**Data extracts:**
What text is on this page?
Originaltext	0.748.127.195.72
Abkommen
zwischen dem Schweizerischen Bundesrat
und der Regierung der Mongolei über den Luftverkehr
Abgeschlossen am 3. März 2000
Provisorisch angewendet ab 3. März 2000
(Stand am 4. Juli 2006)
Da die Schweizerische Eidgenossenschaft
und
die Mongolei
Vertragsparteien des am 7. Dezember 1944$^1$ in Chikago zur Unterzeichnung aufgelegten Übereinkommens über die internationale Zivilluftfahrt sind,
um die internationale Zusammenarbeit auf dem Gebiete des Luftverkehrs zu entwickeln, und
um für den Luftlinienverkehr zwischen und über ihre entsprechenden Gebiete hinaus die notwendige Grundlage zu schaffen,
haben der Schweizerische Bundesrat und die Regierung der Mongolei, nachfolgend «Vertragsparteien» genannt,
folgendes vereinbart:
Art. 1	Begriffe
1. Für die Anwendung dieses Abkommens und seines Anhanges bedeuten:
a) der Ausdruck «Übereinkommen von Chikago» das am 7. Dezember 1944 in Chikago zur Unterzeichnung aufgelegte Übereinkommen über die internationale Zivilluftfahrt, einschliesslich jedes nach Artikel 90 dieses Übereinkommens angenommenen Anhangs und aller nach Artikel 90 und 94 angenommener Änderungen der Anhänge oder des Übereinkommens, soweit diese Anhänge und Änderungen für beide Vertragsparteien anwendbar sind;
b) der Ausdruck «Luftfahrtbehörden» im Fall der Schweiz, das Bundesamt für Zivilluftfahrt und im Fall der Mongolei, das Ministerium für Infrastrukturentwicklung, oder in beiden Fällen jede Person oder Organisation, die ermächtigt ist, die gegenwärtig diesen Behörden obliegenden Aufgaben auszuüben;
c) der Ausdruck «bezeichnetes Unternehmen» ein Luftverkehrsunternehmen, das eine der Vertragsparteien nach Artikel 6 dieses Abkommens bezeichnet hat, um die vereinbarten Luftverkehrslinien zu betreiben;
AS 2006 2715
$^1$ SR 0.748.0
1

==

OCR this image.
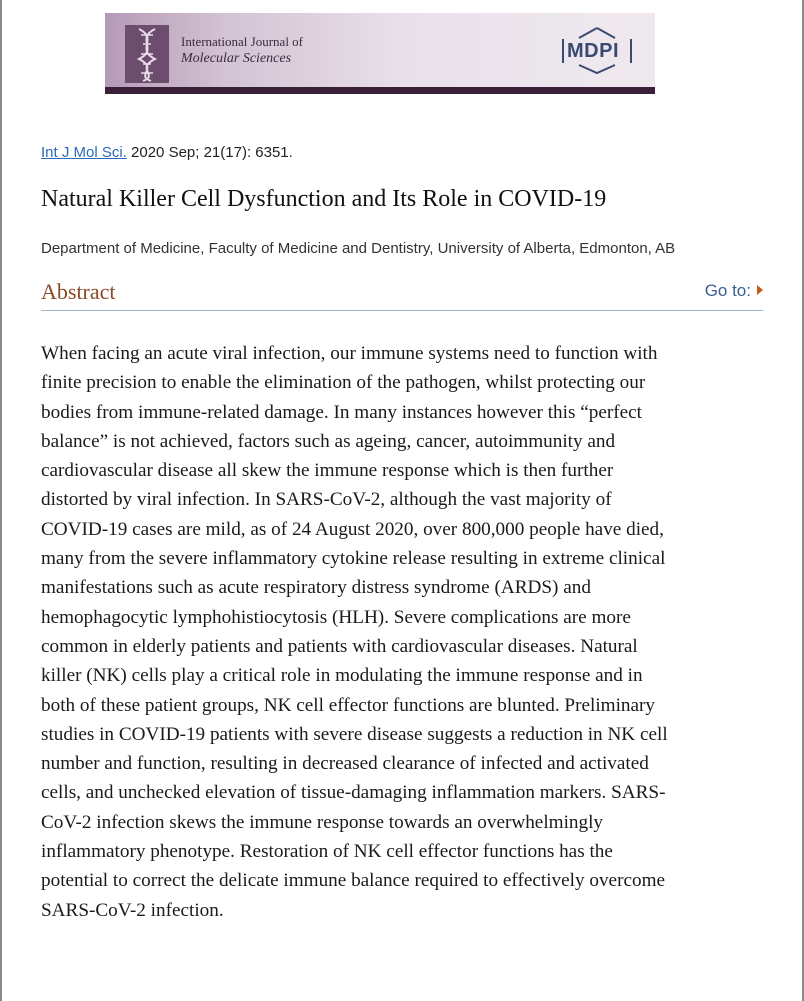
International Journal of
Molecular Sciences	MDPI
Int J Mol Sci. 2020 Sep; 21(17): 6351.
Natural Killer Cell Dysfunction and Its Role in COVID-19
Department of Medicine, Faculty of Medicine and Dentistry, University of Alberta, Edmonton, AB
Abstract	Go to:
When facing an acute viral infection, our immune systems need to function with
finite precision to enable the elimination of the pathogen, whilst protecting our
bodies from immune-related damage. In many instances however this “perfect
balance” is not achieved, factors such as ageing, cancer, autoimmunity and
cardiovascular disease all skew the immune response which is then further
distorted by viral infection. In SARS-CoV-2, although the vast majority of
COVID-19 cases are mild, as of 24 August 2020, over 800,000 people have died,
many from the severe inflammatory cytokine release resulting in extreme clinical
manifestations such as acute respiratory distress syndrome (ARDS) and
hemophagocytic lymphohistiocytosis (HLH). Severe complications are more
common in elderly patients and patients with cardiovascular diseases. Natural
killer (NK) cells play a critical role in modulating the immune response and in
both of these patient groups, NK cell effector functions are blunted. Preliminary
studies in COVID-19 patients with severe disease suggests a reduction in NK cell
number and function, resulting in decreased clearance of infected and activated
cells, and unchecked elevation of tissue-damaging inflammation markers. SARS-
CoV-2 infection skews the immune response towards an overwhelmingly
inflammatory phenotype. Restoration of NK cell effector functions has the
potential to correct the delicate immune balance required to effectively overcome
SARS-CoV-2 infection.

* * *

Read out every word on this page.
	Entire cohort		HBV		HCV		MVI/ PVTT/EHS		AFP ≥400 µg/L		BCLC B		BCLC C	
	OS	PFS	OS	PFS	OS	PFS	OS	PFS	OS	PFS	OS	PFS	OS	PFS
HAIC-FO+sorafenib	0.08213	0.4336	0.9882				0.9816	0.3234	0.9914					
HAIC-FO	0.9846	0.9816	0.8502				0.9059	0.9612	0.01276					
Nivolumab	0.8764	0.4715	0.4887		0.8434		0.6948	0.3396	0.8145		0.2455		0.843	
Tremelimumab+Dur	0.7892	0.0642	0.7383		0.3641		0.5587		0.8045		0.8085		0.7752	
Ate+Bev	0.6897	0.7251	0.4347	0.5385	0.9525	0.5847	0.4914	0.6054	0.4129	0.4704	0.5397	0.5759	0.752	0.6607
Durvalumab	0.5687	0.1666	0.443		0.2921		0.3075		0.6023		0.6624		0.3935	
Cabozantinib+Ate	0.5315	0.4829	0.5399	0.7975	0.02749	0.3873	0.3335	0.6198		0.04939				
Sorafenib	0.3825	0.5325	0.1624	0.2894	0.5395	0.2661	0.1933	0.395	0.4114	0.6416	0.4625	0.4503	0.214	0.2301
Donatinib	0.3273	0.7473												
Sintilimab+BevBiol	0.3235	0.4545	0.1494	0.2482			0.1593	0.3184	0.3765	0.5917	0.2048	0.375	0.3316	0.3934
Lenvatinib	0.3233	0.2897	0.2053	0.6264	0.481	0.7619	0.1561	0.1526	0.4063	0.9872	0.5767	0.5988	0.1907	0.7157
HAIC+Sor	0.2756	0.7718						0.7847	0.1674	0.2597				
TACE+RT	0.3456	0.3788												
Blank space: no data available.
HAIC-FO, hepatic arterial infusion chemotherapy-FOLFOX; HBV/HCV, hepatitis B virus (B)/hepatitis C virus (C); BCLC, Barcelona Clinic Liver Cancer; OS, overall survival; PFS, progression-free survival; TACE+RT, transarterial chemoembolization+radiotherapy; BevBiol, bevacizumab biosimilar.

**Task directions:** Using the data above, show each line where "response" occurs.

**Result of this task:**
cardiovascular disease all skew the immune response which is then further
killer (NK) cells play a critical role in modulating the immune response and in
CoV-2 infection skews the immune response towards an overwhelmingly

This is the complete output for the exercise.